Supplied passage —

-----

Director: Simon Gowing
Director: Patrick Armstrong
Project Manager: Marie Egger
Gallery Manager: Melanie Isabel García
Registrar: Henry Babbage
Finance Manager: Stefan Schuster
Tanya Leighton GmbH
Kurfürstenstraße 156 & 24/25
Open Tuesday – Saturday
11am – 6pm and by appointment
22 January – 10 April 2011, Spike Island, Bristol, UK
Spike Island presents a new exhibition by emerging Welsh artist Sean Edwards, his first major solo show in a public gallery. Edwards is interested in the poetics of failure, regret and disappointment, and his practice investigates such matters through the materiality of everyday objects. With Maelfa he extends his focus to an entire building and lived system, focusing on its disappearing communities and faded utopian aspirations.
Built around a block of high-rise flats on a council estate in 1973, the Maelfa (from the Welsh word for ‘market’) Shopping Centre in the Cardiff suburb of Llanedeyrn was intended to provide a thriving focal point for the community. A classic municipal build of its period, the centre’s potential as a new, localised system of living was compromised by institutionalised costcutting that undermined the original modernist architectural principles of flow, space and light. Mean proportions, poor construction and an air of desolation led to Maelfa’s steady decline over subsequent decades. Edwards undertook a residency in the centre in 2009 ahead of its scheduled demolition, making photographic and filmed studies of the building and interacting with the people who use it. The resulting work is contemplative and reflective, nostalgic rather than critical: Edwards grew up in Llanedeyrn, using the centre and its library on an almost daily basis, and his father still lives in the neighbouring tower block.

-----

Study material —
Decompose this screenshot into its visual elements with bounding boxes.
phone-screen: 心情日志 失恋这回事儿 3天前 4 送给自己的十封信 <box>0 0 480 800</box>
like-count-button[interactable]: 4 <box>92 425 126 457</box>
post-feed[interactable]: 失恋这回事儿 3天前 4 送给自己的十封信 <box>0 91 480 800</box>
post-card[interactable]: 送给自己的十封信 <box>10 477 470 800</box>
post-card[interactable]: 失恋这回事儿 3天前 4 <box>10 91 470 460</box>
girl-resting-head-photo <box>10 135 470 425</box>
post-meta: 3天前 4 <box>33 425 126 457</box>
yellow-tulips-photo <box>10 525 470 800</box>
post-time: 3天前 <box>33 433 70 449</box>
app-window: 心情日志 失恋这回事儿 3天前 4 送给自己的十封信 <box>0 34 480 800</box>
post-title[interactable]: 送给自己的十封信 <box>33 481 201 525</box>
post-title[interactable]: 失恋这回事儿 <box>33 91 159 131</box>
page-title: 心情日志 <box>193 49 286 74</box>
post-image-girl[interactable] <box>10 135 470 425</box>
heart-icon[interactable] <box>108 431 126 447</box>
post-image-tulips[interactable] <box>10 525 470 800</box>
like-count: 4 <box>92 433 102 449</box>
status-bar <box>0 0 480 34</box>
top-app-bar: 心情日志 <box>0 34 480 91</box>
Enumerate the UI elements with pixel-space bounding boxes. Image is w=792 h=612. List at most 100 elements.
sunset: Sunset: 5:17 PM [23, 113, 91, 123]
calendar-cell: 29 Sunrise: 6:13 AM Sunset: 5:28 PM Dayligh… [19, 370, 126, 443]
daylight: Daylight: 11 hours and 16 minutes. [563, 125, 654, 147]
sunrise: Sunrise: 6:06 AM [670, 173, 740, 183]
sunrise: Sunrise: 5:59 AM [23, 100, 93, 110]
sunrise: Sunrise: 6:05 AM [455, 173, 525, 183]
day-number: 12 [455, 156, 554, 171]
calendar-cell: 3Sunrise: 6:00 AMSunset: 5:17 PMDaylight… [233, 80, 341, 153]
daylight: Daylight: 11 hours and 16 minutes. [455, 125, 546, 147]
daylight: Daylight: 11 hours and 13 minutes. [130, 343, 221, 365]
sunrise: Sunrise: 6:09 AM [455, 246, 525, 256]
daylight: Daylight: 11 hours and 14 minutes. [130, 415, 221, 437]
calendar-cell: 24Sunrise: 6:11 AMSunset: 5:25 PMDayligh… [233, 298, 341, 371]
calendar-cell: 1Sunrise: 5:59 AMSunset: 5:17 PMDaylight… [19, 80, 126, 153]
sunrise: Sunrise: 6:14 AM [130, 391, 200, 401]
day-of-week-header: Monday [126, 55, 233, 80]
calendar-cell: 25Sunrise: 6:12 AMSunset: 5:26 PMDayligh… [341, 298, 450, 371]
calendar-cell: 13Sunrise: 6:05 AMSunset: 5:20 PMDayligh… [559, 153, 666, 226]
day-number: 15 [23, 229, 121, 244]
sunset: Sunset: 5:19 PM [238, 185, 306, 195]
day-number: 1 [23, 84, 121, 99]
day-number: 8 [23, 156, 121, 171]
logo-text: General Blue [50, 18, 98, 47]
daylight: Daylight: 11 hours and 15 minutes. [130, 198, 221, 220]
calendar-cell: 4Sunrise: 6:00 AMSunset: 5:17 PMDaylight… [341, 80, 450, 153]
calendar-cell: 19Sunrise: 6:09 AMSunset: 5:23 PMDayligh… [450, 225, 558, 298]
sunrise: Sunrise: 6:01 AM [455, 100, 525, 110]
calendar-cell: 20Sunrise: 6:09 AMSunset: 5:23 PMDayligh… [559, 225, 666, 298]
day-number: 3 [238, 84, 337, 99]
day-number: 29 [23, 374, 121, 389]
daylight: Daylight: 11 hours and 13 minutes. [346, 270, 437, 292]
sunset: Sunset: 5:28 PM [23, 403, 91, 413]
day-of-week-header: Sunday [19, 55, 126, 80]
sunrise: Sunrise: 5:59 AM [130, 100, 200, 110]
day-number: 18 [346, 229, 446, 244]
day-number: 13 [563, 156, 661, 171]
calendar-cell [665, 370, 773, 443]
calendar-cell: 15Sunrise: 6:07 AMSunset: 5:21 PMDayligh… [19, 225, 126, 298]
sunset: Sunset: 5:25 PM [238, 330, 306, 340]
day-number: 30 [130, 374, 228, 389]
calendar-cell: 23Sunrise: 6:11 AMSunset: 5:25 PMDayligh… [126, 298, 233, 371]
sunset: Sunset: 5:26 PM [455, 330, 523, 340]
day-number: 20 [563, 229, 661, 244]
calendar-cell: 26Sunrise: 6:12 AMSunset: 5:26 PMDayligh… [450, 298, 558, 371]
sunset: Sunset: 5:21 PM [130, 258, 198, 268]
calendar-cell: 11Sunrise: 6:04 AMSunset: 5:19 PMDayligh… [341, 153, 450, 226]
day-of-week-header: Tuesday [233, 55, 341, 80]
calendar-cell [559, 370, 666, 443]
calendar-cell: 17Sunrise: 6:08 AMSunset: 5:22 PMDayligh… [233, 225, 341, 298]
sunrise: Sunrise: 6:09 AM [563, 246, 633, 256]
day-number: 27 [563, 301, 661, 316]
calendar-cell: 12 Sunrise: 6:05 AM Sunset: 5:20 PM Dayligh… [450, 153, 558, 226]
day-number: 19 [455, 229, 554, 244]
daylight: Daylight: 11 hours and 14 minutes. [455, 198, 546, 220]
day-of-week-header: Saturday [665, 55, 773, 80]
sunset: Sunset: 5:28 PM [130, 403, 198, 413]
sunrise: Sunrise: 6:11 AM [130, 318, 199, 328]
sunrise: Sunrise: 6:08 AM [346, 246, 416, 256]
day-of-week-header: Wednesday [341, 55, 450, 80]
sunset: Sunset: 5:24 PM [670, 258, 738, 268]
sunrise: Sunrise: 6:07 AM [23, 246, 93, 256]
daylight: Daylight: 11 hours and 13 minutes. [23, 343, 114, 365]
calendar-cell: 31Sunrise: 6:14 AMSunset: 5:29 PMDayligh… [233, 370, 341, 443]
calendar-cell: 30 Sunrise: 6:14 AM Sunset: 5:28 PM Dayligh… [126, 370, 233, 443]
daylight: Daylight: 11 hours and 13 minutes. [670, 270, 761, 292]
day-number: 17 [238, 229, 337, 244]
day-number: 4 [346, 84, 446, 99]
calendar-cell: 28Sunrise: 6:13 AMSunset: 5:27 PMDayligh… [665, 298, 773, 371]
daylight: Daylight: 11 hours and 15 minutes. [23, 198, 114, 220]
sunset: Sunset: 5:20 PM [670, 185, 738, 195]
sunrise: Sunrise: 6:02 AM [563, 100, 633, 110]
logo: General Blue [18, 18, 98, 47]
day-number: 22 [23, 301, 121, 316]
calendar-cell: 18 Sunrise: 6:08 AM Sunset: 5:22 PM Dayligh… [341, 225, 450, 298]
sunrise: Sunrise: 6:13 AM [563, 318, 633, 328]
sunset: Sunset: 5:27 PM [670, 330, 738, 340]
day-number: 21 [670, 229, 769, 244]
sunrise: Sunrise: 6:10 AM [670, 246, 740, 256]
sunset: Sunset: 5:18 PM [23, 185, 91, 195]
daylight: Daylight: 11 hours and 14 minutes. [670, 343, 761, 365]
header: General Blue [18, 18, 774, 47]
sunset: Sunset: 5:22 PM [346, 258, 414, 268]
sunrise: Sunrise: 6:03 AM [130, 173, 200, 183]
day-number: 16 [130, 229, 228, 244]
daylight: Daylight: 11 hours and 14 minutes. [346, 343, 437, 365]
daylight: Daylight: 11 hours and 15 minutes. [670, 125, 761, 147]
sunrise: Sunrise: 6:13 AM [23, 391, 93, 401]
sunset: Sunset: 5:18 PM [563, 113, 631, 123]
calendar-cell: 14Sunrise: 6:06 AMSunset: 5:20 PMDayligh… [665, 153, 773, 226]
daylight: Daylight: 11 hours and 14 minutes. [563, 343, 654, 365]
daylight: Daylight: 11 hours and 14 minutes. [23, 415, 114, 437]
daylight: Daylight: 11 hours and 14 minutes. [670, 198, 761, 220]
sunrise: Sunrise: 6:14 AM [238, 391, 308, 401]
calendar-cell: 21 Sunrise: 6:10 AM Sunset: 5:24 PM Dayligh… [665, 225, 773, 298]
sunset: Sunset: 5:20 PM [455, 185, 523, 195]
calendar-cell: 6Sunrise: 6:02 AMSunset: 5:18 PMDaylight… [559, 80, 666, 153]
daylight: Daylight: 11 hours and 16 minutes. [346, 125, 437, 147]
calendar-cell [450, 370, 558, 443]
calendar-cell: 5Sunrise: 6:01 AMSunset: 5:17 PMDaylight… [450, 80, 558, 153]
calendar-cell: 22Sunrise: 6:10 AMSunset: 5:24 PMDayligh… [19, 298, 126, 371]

-----

Assignment A — From the Maelfa text, write out the passage starting with "Director: Simon Gowing" and going on through "faded utopian aspirations.".
Assignment B —
Answer these questions using the Maelfa text:
(i) In what year was the Maelfa Shopping Centre built?
(ii) In what year did Edwards undertake his residency in the centre?
(iii) On which days is Tanya Leighton GmbH open?
Rely on the Maelfa text alone, not the rows.

Final answer A —
Director: Simon Gowing
Director: Patrick Armstrong
Project Manager: Marie Egger
Gallery Manager: Melanie Isabel García
Registrar: Henry Babbage
Finance Manager: Stefan Schuster
Tanya Leighton GmbH
Kurfürstenstraße 156 & 24/25
Open Tuesday – Saturday
11am – 6pm and by appointment
22 January – 10 April 2011, Spike Island, Bristol, UK
Spike Island presents a new exhibition by emerging Welsh artist Sean Edwards, his first major solo show in a public gallery. Edwards is interested in the poetics of failure, regret and disappointment, and his practice investigates such matters through the materiality of everyday objects. With Maelfa he extends his focus to an entire building and lived system, focusing on its disappearing communities and faded utopian aspirations.

Final answer B —
(i) 1973
(ii) 2009
(iii) Tuesday through Saturday